----- Records provided
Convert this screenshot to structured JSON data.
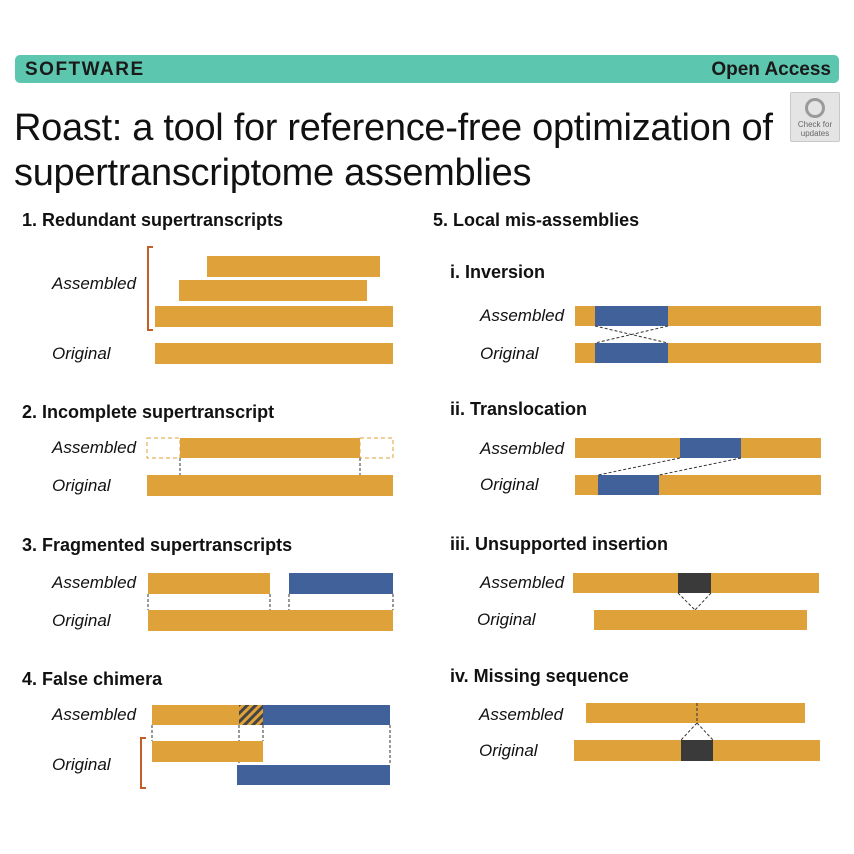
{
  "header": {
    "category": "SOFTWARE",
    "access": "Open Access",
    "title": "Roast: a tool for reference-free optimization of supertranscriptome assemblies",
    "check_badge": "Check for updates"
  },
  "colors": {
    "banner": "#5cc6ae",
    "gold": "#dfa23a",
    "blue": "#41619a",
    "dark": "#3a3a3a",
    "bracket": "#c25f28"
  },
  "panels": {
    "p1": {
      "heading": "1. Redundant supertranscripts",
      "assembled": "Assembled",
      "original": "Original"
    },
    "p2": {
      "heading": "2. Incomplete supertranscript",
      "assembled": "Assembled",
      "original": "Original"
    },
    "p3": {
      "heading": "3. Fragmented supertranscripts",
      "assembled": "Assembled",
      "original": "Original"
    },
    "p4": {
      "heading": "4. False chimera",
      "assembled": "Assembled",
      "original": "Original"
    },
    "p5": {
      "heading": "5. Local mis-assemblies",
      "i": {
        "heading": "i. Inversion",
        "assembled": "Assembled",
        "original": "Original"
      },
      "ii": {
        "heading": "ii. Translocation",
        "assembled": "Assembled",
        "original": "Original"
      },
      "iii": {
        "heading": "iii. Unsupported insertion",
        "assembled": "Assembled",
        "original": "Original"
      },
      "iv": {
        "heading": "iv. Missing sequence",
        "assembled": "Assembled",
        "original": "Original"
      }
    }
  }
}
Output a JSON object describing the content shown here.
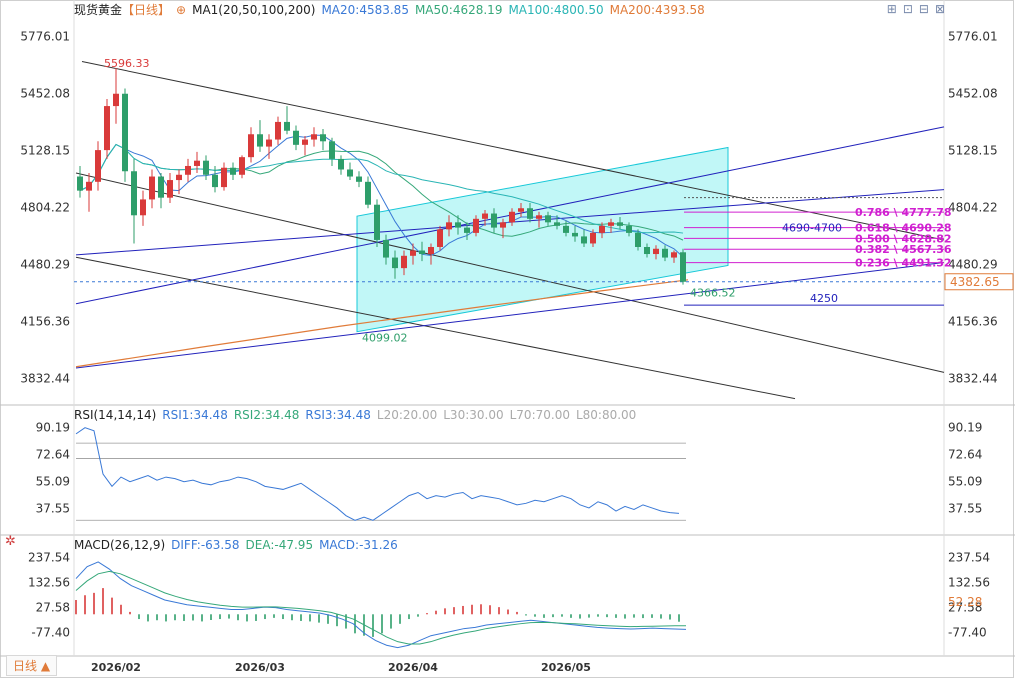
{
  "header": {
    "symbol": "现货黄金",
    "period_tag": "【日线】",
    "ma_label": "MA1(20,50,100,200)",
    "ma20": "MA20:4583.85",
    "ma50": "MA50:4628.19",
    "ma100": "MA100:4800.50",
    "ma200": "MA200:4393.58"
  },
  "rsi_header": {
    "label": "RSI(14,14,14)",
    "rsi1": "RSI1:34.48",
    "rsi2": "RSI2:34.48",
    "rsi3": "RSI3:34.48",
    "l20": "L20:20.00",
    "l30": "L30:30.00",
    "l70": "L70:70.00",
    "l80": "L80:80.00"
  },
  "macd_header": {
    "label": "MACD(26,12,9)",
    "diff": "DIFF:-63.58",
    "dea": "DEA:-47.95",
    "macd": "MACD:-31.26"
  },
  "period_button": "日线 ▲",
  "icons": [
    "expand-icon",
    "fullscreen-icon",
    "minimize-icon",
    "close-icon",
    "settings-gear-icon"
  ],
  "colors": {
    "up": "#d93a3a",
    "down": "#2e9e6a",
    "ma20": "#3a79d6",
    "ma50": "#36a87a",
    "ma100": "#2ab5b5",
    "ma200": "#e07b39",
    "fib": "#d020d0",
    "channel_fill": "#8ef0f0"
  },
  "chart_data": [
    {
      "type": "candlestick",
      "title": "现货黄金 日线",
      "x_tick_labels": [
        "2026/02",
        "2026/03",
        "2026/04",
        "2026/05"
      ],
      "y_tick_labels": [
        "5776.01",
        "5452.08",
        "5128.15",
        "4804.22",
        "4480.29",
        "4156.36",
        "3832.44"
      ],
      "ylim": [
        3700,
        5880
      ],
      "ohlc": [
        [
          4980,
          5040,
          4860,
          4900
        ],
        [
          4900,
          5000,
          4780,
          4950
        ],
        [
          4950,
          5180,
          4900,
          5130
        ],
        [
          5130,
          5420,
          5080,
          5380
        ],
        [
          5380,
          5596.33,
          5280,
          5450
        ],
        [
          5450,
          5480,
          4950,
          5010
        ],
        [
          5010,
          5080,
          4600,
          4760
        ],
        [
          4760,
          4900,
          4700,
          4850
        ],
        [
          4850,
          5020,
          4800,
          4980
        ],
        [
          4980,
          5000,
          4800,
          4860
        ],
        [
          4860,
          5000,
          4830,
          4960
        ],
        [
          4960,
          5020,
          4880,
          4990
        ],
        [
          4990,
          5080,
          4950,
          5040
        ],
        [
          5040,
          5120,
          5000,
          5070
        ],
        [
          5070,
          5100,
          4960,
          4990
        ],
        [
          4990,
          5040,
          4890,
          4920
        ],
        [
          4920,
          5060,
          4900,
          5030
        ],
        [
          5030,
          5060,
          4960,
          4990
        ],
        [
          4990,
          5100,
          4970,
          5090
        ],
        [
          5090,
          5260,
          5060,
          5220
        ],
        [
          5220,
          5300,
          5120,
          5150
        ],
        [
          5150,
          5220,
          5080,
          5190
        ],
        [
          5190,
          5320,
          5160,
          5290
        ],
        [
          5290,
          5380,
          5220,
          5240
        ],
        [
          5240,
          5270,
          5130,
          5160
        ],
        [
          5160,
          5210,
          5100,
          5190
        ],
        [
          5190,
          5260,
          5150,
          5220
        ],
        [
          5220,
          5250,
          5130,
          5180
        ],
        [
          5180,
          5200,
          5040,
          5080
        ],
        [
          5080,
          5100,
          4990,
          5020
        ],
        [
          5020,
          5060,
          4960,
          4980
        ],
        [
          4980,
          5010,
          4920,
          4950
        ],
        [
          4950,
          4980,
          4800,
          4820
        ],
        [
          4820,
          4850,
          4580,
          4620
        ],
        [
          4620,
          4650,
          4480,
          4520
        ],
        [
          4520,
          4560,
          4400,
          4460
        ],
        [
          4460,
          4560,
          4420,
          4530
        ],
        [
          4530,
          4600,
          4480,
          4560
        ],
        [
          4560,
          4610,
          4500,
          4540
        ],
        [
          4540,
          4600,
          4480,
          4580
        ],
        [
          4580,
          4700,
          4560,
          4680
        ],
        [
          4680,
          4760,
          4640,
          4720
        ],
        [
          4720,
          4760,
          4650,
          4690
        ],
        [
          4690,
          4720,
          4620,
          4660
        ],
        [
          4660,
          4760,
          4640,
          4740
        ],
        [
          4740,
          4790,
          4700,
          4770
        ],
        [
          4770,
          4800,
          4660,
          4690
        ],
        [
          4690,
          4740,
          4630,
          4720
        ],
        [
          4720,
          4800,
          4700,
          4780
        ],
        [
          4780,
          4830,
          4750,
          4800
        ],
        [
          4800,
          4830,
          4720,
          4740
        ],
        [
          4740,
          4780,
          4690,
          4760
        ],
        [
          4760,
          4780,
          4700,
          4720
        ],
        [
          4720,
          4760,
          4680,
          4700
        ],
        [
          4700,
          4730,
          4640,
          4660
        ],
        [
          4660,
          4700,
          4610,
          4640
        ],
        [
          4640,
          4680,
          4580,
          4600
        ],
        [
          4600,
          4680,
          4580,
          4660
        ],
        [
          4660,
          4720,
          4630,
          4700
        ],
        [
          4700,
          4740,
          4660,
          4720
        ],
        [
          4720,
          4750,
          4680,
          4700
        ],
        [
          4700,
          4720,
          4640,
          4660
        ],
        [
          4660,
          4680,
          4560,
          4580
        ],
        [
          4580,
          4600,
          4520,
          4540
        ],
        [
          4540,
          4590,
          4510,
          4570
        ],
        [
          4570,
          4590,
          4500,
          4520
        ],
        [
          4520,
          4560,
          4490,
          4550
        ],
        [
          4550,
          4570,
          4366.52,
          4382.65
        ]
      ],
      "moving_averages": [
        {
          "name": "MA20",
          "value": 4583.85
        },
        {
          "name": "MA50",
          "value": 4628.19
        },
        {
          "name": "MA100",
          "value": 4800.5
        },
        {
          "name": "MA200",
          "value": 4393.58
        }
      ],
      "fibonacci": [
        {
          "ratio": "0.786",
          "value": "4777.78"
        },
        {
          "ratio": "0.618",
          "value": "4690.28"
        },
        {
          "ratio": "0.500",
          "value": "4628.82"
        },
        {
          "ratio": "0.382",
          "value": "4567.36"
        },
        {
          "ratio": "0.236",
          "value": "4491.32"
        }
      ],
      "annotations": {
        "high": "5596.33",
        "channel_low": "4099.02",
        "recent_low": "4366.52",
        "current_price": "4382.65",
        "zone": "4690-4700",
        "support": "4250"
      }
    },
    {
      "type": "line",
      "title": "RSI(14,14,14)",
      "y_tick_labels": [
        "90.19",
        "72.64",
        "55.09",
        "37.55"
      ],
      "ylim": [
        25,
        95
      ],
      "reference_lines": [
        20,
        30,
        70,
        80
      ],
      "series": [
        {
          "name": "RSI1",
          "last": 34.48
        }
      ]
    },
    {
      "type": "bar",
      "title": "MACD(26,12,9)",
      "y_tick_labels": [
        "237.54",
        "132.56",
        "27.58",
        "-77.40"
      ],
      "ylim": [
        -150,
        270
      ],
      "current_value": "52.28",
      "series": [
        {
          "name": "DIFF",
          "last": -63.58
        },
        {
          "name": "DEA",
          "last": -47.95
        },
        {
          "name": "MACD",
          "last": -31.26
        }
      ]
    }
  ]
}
----------
----- Records provided
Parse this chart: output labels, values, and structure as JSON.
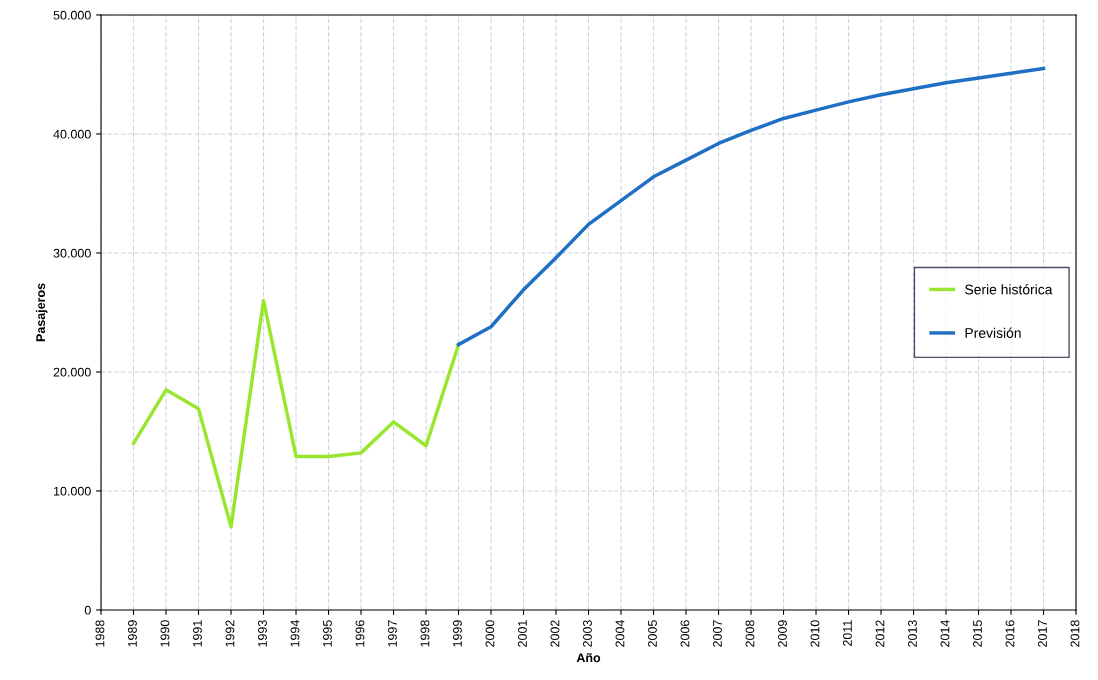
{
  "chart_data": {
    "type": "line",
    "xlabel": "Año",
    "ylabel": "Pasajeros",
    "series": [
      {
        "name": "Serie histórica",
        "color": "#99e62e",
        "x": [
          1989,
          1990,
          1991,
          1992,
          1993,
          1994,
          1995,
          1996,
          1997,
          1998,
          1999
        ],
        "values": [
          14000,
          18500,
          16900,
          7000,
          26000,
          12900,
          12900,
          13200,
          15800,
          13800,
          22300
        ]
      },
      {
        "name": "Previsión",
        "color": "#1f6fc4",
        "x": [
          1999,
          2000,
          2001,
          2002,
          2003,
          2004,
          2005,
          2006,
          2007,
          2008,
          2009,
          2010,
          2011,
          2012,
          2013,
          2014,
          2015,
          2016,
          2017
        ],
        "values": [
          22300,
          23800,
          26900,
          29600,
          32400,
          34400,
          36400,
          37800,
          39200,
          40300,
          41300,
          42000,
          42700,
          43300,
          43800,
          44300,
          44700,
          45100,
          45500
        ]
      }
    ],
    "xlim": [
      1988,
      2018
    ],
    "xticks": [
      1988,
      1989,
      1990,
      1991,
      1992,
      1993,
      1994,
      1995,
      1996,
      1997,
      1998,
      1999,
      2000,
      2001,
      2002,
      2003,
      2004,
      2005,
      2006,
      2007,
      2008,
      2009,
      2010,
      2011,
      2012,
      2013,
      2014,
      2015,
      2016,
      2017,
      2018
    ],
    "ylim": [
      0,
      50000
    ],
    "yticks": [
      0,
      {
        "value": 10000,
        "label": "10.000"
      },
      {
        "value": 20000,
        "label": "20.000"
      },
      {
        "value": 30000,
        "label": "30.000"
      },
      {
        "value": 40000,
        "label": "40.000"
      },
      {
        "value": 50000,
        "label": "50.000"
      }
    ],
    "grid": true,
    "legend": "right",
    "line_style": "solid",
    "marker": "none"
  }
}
----------
----- Records provided
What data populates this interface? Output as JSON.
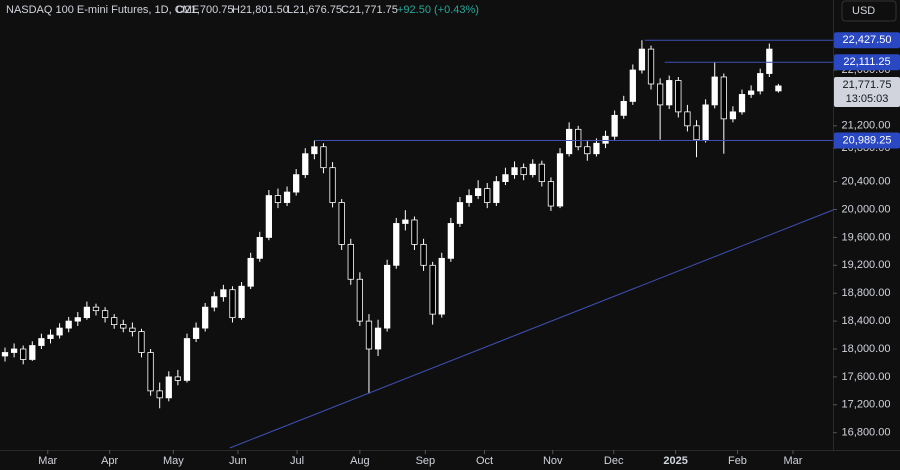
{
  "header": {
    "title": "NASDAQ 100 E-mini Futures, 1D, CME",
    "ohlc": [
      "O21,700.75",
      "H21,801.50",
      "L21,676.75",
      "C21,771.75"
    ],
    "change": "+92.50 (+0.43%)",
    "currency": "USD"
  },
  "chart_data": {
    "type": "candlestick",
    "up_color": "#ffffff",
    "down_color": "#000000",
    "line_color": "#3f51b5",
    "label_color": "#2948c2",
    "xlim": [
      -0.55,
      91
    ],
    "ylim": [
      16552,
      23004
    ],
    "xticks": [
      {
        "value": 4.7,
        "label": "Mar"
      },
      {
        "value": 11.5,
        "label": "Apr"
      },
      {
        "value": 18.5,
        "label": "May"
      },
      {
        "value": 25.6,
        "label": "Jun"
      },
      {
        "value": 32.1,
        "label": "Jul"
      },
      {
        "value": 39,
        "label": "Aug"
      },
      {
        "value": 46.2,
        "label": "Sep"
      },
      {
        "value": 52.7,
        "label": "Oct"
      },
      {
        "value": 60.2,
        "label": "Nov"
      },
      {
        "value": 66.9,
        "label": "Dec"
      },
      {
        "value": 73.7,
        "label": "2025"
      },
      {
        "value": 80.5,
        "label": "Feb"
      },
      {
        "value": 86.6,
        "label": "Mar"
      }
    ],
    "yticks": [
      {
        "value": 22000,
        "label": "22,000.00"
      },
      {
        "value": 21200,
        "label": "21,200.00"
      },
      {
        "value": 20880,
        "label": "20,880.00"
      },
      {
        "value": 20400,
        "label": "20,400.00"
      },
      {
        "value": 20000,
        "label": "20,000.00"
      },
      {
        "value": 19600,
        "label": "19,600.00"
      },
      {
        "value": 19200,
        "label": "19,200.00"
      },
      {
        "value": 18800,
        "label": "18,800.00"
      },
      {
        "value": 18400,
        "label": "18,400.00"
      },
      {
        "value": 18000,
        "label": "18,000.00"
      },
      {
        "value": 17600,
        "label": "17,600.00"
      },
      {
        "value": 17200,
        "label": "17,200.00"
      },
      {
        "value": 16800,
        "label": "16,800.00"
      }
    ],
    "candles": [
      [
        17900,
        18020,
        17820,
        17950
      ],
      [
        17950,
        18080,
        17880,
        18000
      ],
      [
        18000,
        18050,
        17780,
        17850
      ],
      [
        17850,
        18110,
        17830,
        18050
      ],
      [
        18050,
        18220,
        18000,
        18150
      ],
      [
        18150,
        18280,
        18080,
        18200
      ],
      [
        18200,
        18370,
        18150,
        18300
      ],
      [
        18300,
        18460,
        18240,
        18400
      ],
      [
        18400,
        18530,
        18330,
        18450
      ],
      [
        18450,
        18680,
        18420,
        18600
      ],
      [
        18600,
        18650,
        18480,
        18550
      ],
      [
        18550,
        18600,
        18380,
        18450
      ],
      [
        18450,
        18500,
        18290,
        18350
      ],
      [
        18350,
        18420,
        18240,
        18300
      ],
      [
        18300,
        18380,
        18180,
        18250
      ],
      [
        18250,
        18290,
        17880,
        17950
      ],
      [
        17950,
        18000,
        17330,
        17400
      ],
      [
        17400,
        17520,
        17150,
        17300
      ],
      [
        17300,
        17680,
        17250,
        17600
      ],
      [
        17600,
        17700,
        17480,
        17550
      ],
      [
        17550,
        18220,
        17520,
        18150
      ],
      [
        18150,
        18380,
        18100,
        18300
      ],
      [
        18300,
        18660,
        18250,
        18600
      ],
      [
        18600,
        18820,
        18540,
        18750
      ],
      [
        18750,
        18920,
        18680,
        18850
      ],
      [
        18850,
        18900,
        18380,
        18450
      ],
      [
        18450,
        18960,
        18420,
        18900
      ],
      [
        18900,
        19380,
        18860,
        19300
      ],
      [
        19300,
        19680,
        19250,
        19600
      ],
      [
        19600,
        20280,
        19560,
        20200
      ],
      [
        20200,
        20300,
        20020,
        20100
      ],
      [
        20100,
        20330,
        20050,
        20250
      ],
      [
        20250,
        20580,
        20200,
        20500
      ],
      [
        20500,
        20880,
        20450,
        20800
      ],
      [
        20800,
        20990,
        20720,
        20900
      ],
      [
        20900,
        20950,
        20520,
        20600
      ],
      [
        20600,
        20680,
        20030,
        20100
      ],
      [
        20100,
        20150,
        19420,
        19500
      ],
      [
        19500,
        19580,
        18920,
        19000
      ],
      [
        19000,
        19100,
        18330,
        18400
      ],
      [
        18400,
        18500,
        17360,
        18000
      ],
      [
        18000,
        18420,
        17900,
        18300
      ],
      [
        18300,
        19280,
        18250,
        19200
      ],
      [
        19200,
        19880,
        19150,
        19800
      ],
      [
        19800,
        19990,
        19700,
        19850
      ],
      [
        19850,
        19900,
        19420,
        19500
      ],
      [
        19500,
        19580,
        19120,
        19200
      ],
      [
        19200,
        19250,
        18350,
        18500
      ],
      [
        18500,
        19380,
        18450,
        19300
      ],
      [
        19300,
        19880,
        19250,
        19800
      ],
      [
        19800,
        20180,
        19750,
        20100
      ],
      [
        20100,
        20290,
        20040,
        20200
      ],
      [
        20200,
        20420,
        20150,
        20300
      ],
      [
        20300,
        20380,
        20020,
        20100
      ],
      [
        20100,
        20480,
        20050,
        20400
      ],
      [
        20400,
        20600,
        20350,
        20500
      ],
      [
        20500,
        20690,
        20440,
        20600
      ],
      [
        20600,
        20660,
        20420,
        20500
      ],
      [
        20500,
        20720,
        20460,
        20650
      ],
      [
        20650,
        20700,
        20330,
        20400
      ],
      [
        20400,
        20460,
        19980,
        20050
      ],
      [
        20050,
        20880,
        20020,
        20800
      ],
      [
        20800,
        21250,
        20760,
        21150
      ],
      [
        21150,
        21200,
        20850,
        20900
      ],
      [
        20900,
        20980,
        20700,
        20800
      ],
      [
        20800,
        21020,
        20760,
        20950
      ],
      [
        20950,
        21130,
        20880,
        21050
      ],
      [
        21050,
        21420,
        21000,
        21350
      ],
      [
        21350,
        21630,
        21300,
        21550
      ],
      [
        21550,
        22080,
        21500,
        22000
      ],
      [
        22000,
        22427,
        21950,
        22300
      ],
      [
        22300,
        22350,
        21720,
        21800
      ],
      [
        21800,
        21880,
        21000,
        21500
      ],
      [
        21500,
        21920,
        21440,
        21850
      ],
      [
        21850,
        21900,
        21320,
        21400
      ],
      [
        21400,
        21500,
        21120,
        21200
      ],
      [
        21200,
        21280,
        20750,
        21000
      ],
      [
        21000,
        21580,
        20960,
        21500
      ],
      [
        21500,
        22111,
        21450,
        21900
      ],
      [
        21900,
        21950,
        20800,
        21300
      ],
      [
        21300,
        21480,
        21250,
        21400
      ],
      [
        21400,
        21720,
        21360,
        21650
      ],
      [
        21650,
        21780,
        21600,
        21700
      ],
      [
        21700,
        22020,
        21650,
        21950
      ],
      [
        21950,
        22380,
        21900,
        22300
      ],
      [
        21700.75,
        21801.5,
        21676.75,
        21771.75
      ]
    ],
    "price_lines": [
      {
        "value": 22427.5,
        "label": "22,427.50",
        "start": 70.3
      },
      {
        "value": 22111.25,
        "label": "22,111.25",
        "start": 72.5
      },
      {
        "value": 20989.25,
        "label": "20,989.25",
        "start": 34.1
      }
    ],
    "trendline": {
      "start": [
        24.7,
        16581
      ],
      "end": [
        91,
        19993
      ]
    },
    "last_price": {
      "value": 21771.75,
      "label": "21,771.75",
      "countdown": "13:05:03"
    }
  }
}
----------
Given exercise ->
Scan the listing above for the word "candlestick" and show each line where it is found.

Finished task ->
      "type": "candlestick",
    "type": "candlestick",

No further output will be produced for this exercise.